• Given task: How many lines of these entries include the string "South"? State the number alone.

(Extracted records)
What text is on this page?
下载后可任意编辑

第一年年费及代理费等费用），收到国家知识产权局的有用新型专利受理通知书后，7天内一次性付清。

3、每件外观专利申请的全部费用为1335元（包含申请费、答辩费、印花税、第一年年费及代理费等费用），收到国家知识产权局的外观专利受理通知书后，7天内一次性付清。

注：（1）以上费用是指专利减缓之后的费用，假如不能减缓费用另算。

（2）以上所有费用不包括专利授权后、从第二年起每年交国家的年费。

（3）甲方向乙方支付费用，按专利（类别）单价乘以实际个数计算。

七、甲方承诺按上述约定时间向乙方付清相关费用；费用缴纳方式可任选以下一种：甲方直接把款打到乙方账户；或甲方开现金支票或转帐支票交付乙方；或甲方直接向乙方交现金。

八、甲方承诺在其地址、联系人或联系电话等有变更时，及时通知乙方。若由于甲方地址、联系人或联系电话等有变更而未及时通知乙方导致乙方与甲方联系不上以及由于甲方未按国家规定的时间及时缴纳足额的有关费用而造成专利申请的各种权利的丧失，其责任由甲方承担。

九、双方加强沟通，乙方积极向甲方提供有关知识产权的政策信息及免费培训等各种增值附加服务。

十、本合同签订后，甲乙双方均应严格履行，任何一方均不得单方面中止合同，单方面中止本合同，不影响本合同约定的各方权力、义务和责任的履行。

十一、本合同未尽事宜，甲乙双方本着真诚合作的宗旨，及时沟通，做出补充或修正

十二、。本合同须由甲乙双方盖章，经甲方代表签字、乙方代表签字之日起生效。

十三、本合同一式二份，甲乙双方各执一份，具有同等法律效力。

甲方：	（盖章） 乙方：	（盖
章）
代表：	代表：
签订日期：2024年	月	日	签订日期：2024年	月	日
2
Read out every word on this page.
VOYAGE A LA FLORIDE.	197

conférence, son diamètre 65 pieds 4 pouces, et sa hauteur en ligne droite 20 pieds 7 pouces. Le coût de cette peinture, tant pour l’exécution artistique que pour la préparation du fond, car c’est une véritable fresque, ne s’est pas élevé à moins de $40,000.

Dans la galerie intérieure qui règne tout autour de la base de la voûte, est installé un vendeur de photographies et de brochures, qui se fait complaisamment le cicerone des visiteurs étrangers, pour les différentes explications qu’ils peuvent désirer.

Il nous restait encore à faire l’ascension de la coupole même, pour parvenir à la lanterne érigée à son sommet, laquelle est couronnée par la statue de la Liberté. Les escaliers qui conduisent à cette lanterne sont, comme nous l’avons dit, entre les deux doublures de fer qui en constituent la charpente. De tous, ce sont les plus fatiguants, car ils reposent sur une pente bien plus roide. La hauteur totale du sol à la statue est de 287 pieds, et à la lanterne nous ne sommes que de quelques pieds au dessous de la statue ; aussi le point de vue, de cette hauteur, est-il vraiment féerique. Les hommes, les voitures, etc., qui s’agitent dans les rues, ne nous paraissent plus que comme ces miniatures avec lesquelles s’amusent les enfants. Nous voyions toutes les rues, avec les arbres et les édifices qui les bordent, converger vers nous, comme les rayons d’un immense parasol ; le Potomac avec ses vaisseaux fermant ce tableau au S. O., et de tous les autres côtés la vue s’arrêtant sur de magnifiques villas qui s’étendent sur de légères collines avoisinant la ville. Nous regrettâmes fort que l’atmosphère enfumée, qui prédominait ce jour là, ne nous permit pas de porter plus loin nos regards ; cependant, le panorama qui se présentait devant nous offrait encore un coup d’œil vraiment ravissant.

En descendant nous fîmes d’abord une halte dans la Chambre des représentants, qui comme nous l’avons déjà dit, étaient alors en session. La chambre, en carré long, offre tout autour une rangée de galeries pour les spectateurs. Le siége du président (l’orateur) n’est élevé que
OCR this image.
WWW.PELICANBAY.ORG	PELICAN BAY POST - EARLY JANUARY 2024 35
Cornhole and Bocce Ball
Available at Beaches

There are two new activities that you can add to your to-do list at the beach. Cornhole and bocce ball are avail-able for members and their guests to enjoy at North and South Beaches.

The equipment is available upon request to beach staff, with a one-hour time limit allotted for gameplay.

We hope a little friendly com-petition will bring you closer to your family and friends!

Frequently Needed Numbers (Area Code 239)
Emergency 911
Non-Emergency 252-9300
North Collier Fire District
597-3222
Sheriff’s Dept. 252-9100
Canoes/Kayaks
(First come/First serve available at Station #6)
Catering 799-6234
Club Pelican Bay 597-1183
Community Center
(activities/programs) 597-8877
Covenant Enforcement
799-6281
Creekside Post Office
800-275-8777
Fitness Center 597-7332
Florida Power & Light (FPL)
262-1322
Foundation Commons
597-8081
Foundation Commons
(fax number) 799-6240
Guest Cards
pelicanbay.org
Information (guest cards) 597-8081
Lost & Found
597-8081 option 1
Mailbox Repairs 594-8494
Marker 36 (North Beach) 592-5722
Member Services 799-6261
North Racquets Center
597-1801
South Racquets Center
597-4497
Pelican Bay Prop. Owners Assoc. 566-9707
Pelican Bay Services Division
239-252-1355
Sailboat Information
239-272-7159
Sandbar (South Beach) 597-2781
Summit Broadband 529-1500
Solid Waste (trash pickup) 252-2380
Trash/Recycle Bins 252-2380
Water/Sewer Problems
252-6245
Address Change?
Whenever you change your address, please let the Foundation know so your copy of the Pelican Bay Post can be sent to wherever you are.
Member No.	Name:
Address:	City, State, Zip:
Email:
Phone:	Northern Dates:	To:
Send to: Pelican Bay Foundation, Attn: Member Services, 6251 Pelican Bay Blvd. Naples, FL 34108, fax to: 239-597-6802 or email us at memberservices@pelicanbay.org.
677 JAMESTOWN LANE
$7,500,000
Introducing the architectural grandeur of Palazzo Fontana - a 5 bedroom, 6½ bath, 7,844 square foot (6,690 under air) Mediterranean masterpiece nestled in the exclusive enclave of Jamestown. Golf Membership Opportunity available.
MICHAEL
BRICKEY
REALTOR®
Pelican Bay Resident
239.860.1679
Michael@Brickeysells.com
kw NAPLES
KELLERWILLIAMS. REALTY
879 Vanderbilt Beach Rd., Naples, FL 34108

• Task output: 3